BEGIN

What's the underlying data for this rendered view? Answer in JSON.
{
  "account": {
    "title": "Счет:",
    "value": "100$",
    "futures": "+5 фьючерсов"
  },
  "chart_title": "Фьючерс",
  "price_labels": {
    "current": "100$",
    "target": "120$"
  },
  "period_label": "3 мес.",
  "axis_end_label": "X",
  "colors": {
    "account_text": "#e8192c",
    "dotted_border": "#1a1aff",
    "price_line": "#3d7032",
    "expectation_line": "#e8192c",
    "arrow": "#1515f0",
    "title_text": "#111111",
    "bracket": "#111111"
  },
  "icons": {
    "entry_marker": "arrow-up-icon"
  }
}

END

■ PROBLEM
From the entries, report each line that includes the word "arrow".

■ FINISHED EXERCISE
    "arrow": "#1515f0",
    "entry_marker": "arrow-up-icon"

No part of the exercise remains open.